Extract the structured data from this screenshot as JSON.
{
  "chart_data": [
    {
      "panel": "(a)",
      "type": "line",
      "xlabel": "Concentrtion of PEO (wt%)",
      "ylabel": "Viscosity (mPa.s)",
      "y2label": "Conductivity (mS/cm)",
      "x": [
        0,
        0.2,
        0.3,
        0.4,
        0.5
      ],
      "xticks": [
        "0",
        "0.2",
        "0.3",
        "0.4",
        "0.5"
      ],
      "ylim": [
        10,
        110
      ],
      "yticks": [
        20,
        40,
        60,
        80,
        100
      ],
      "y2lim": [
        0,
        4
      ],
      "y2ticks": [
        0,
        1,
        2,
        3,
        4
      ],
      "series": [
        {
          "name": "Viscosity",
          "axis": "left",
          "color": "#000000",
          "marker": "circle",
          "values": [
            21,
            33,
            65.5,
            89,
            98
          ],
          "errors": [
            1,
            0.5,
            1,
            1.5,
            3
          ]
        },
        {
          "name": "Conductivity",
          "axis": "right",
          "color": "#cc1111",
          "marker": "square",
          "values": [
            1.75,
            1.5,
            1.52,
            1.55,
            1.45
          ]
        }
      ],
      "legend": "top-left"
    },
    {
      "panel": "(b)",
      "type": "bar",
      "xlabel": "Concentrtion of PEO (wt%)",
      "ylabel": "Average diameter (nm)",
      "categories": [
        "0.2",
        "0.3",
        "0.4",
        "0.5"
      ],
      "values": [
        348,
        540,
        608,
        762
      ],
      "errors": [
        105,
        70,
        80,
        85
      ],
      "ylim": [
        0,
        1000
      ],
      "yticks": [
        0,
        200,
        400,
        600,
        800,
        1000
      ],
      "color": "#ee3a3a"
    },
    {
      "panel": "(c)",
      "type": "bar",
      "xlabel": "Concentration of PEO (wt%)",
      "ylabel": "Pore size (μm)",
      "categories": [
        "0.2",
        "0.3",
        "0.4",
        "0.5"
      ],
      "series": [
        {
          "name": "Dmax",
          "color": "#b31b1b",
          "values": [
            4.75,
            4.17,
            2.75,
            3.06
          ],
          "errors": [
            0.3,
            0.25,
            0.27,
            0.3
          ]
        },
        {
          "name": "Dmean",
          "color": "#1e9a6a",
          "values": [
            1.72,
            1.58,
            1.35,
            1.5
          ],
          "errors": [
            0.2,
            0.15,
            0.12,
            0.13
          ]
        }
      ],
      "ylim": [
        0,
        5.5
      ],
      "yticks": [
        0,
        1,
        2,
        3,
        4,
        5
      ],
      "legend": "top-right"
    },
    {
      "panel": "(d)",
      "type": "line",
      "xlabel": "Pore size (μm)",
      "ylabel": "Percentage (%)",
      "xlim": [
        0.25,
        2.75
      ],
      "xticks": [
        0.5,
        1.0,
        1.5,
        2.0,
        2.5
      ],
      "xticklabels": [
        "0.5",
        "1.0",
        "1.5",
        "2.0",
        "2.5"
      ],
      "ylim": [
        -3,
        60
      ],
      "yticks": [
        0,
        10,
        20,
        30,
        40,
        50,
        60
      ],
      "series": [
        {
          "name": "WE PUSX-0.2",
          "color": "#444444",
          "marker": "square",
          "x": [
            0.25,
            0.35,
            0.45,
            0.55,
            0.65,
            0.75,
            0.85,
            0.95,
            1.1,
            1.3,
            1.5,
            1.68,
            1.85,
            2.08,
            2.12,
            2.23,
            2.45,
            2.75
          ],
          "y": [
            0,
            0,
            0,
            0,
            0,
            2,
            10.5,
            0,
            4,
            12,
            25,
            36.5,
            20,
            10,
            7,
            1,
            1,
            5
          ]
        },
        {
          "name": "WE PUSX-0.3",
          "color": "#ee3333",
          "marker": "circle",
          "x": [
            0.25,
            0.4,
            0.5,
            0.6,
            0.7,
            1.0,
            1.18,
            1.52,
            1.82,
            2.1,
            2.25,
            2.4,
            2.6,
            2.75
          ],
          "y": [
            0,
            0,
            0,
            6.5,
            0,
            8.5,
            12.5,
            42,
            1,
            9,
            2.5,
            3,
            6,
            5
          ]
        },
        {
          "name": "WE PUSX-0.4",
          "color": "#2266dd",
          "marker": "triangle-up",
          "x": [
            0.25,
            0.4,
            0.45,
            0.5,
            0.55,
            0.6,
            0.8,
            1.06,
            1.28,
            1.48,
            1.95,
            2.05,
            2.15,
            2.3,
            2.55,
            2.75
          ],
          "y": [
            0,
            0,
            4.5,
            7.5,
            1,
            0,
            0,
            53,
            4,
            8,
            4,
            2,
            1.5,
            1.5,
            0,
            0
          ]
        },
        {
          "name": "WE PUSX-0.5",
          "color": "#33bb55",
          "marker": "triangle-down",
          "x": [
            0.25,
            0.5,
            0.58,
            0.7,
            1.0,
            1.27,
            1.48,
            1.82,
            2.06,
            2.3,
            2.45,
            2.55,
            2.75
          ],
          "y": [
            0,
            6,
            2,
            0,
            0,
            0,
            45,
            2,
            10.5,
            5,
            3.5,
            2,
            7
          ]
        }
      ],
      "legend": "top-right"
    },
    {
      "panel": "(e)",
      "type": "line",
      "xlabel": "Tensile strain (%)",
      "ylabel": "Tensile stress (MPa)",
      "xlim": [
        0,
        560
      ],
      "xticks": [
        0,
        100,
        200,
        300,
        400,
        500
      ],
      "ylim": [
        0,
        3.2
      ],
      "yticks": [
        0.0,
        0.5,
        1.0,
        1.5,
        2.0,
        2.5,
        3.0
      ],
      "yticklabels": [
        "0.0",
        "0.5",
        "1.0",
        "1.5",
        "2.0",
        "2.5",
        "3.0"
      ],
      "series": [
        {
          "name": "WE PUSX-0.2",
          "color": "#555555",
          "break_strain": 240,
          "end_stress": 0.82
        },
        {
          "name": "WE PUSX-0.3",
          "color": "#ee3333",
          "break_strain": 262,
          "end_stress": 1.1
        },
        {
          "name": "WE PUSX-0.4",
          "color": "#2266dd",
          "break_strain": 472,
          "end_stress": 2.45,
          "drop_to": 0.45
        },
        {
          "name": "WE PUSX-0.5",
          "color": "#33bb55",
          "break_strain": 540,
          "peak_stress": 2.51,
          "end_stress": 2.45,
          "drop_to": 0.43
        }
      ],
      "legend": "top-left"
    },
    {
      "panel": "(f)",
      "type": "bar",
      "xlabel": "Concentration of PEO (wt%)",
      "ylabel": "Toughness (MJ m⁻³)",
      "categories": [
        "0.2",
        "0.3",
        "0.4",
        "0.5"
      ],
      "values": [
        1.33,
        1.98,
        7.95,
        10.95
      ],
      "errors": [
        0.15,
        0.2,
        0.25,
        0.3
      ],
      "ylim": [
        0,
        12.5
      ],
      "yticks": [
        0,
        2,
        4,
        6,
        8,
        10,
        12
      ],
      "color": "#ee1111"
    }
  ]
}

• **Exercise**:
Find the lines containing "Pore" and pull them out.

• **Reply**:
      "ylabel": "Pore size (μm)",
      "xlabel": "Pore size (μm)",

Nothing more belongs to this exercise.